Task goal –
Below are some records; reproduce every one of them exactly.

Collected data –
──────

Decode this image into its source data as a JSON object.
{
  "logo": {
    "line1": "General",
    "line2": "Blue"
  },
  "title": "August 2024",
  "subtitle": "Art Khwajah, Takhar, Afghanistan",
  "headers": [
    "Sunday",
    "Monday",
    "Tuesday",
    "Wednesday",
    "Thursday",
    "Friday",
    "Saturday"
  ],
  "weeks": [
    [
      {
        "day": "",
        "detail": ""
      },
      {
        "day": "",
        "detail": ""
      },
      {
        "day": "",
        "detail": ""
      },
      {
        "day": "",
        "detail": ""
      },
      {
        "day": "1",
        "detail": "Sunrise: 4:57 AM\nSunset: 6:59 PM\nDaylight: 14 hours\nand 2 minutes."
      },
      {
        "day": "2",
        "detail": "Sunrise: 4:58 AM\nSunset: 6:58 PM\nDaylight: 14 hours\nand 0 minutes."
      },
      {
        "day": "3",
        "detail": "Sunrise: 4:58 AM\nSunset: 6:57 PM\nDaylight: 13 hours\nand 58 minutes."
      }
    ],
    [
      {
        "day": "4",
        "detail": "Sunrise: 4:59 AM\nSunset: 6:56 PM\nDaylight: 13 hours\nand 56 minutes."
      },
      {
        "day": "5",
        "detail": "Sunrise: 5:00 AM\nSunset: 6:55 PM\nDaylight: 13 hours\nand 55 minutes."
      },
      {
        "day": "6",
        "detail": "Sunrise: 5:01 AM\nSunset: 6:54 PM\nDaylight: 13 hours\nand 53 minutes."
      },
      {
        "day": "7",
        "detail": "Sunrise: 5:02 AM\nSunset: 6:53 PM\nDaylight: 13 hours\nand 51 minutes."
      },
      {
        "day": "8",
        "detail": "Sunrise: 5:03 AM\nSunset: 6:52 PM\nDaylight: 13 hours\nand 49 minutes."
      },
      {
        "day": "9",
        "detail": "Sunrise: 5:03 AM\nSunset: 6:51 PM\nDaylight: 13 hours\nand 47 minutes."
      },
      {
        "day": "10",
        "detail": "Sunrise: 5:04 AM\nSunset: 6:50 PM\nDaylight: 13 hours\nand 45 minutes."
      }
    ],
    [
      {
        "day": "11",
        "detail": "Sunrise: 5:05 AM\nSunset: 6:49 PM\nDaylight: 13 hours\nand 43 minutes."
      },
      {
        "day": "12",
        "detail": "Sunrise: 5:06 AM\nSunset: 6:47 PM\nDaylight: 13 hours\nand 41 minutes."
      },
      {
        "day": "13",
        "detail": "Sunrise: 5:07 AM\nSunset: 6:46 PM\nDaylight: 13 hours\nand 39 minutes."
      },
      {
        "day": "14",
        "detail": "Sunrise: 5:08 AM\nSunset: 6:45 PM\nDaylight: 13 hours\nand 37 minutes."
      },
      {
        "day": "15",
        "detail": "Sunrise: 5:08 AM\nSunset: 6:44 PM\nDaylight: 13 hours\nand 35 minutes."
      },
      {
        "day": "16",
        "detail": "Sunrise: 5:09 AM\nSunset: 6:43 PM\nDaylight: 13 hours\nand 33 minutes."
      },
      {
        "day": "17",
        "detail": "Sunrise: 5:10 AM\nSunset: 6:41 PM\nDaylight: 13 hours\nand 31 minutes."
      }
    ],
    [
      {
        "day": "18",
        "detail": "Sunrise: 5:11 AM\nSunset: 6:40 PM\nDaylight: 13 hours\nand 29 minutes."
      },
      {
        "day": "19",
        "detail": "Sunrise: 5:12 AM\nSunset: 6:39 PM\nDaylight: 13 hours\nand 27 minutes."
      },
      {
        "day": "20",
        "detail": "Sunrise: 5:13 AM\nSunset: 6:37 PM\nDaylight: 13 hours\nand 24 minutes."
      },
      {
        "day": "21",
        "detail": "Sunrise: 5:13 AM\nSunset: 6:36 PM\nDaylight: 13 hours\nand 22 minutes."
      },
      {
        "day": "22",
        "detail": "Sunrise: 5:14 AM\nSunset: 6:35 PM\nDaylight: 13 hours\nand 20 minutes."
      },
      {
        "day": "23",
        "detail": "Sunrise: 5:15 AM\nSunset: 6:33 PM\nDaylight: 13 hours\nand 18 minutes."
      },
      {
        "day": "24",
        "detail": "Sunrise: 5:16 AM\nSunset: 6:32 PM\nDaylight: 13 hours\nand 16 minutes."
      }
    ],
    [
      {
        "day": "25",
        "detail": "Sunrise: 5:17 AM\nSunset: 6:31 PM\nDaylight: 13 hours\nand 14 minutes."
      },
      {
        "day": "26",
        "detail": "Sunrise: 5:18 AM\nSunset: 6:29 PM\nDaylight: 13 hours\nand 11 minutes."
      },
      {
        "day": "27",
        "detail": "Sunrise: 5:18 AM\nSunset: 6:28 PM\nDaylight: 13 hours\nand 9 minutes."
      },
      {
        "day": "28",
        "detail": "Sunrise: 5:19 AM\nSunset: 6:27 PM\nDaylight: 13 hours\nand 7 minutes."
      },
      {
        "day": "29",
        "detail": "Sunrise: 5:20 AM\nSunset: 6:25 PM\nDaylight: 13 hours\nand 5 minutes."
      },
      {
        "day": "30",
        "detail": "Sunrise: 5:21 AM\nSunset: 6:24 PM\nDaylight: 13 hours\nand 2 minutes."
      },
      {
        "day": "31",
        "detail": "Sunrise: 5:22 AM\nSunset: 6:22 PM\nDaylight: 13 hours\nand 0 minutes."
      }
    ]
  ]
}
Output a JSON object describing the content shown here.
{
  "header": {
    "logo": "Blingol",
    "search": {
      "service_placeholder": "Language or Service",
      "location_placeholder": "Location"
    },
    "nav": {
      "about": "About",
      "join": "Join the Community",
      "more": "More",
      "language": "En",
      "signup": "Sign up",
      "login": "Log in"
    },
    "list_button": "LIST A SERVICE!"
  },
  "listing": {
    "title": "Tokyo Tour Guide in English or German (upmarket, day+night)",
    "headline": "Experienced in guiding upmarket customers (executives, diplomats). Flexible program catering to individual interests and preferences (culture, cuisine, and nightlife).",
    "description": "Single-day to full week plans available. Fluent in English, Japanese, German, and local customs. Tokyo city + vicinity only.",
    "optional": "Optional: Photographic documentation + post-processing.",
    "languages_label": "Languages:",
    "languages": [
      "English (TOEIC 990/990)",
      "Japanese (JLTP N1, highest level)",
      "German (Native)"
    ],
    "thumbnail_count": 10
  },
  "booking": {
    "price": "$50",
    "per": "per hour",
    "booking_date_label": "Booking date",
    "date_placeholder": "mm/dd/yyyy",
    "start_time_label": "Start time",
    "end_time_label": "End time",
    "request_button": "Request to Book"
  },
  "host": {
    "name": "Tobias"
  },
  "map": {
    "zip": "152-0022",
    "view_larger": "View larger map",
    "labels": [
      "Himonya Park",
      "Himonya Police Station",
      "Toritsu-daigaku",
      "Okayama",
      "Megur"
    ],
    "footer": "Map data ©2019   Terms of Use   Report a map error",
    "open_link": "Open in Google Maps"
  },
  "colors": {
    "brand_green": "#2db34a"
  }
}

──────

Task result –
Decode this image into its source data as a JSON object.
{
  "logo": {
    "line1": "General",
    "line2": "Blue"
  },
  "title": "August 2024",
  "subtitle": "Art Khwajah, Takhar, Afghanistan",
  "headers": [
    "Sunday",
    "Monday",
    "Tuesday",
    "Wednesday",
    "Thursday",
    "Friday",
    "Saturday"
  ],
  "weeks": [
    [
      {
        "day": "",
        "detail": ""
      },
      {
        "day": "",
        "detail": ""
      },
      {
        "day": "",
        "detail": ""
      },
      {
        "day": "",
        "detail": ""
      },
      {
        "day": "1",
        "detail": "Sunrise: 4:57 AM\nSunset: 6:59 PM\nDaylight: 14 hours\nand 2 minutes."
      },
      {
        "day": "2",
        "detail": "Sunrise: 4:58 AM\nSunset: 6:58 PM\nDaylight: 14 hours\nand 0 minutes."
      },
      {
        "day": "3",
        "detail": "Sunrise: 4:58 AM\nSunset: 6:57 PM\nDaylight: 13 hours\nand 58 minutes."
      }
    ],
    [
      {
        "day": "4",
        "detail": "Sunrise: 4:59 AM\nSunset: 6:56 PM\nDaylight: 13 hours\nand 56 minutes."
      },
      {
        "day": "5",
        "detail": "Sunrise: 5:00 AM\nSunset: 6:55 PM\nDaylight: 13 hours\nand 55 minutes."
      },
      {
        "day": "6",
        "detail": "Sunrise: 5:01 AM\nSunset: 6:54 PM\nDaylight: 13 hours\nand 53 minutes."
      },
      {
        "day": "7",
        "detail": "Sunrise: 5:02 AM\nSunset: 6:53 PM\nDaylight: 13 hours\nand 51 minutes."
      },
      {
        "day": "8",
        "detail": "Sunrise: 5:03 AM\nSunset: 6:52 PM\nDaylight: 13 hours\nand 49 minutes."
      },
      {
        "day": "9",
        "detail": "Sunrise: 5:03 AM\nSunset: 6:51 PM\nDaylight: 13 hours\nand 47 minutes."
      },
      {
        "day": "10",
        "detail": "Sunrise: 5:04 AM\nSunset: 6:50 PM\nDaylight: 13 hours\nand 45 minutes."
      }
    ],
    [
      {
        "day": "11",
        "detail": "Sunrise: 5:05 AM\nSunset: 6:49 PM\nDaylight: 13 hours\nand 43 minutes."
      },
      {
        "day": "12",
        "detail": "Sunrise: 5:06 AM\nSunset: 6:47 PM\nDaylight: 13 hours\nand 41 minutes."
      },
      {
        "day": "13",
        "detail": "Sunrise: 5:07 AM\nSunset: 6:46 PM\nDaylight: 13 hours\nand 39 minutes."
      },
      {
        "day": "14",
        "detail": "Sunrise: 5:08 AM\nSunset: 6:45 PM\nDaylight: 13 hours\nand 37 minutes."
      },
      {
        "day": "15",
        "detail": "Sunrise: 5:08 AM\nSunset: 6:44 PM\nDaylight: 13 hours\nand 35 minutes."
      },
      {
        "day": "16",
        "detail": "Sunrise: 5:09 AM\nSunset: 6:43 PM\nDaylight: 13 hours\nand 33 minutes."
      },
      {
        "day": "17",
        "detail": "Sunrise: 5:10 AM\nSunset: 6:41 PM\nDaylight: 13 hours\nand 31 minutes."
      }
    ],
    [
      {
        "day": "18",
        "detail": "Sunrise: 5:11 AM\nSunset: 6:40 PM\nDaylight: 13 hours\nand 29 minutes."
      },
      {
        "day": "19",
        "detail": "Sunrise: 5:12 AM\nSunset: 6:39 PM\nDaylight: 13 hours\nand 27 minutes."
      },
      {
        "day": "20",
        "detail": "Sunrise: 5:13 AM\nSunset: 6:37 PM\nDaylight: 13 hours\nand 24 minutes."
      },
      {
        "day": "21",
        "detail": "Sunrise: 5:13 AM\nSunset: 6:36 PM\nDaylight: 13 hours\nand 22 minutes."
      },
      {
        "day": "22",
        "detail": "Sunrise: 5:14 AM\nSunset: 6:35 PM\nDaylight: 13 hours\nand 20 minutes."
      },
      {
        "day": "23",
        "detail": "Sunrise: 5:15 AM\nSunset: 6:33 PM\nDaylight: 13 hours\nand 18 minutes."
      },
      {
        "day": "24",
        "detail": "Sunrise: 5:16 AM\nSunset: 6:32 PM\nDaylight: 13 hours\nand 16 minutes."
      }
    ],
    [
      {
        "day": "25",
        "detail": "Sunrise: 5:17 AM\nSunset: 6:31 PM\nDaylight: 13 hours\nand 14 minutes."
      },
      {
        "day": "26",
        "detail": "Sunrise: 5:18 AM\nSunset: 6:29 PM\nDaylight: 13 hours\nand 11 minutes."
      },
      {
        "day": "27",
        "detail": "Sunrise: 5:18 AM\nSunset: 6:28 PM\nDaylight: 13 hours\nand 9 minutes."
      },
      {
        "day": "28",
        "detail": "Sunrise: 5:19 AM\nSunset: 6:27 PM\nDaylight: 13 hours\nand 7 minutes."
      },
      {
        "day": "29",
        "detail": "Sunrise: 5:20 AM\nSunset: 6:25 PM\nDaylight: 13 hours\nand 5 minutes."
      },
      {
        "day": "30",
        "detail": "Sunrise: 5:21 AM\nSunset: 6:24 PM\nDaylight: 13 hours\nand 2 minutes."
      },
      {
        "day": "31",
        "detail": "Sunrise: 5:22 AM\nSunset: 6:22 PM\nDaylight: 13 hours\nand 0 minutes."
      }
    ]
  ]
}
Output a JSON object describing the content shown here.
{
  "header": {
    "logo": "Blingol",
    "search": {
      "service_placeholder": "Language or Service",
      "location_placeholder": "Location"
    },
    "nav": {
      "about": "About",
      "join": "Join the Community",
      "more": "More",
      "language": "En",
      "signup": "Sign up",
      "login": "Log in"
    },
    "list_button": "LIST A SERVICE!"
  },
  "listing": {
    "title": "Tokyo Tour Guide in English or German (upmarket, day+night)",
    "headline": "Experienced in guiding upmarket customers (executives, diplomats). Flexible program catering to individual interests and preferences (culture, cuisine, and nightlife).",
    "description": "Single-day to full week plans available. Fluent in English, Japanese, German, and local customs. Tokyo city + vicinity only.",
    "optional": "Optional: Photographic documentation + post-processing.",
    "languages_label": "Languages:",
    "languages": [
      "English (TOEIC 990/990)",
      "Japanese (JLTP N1, highest level)",
      "German (Native)"
    ],
    "thumbnail_count": 10
  },
  "booking": {
    "price": "$50",
    "per": "per hour",
    "booking_date_label": "Booking date",
    "date_placeholder": "mm/dd/yyyy",
    "start_time_label": "Start time",
    "end_time_label": "End time",
    "request_button": "Request to Book"
  },
  "host": {
    "name": "Tobias"
  },
  "map": {
    "zip": "152-0022",
    "view_larger": "View larger map",
    "labels": [
      "Himonya Park",
      "Himonya Police Station",
      "Toritsu-daigaku",
      "Okayama",
      "Megur"
    ],
    "footer": "Map data ©2019   Terms of Use   Report a map error",
    "open_link": "Open in Google Maps"
  },
  "colors": {
    "brand_green": "#2db34a"
  }
}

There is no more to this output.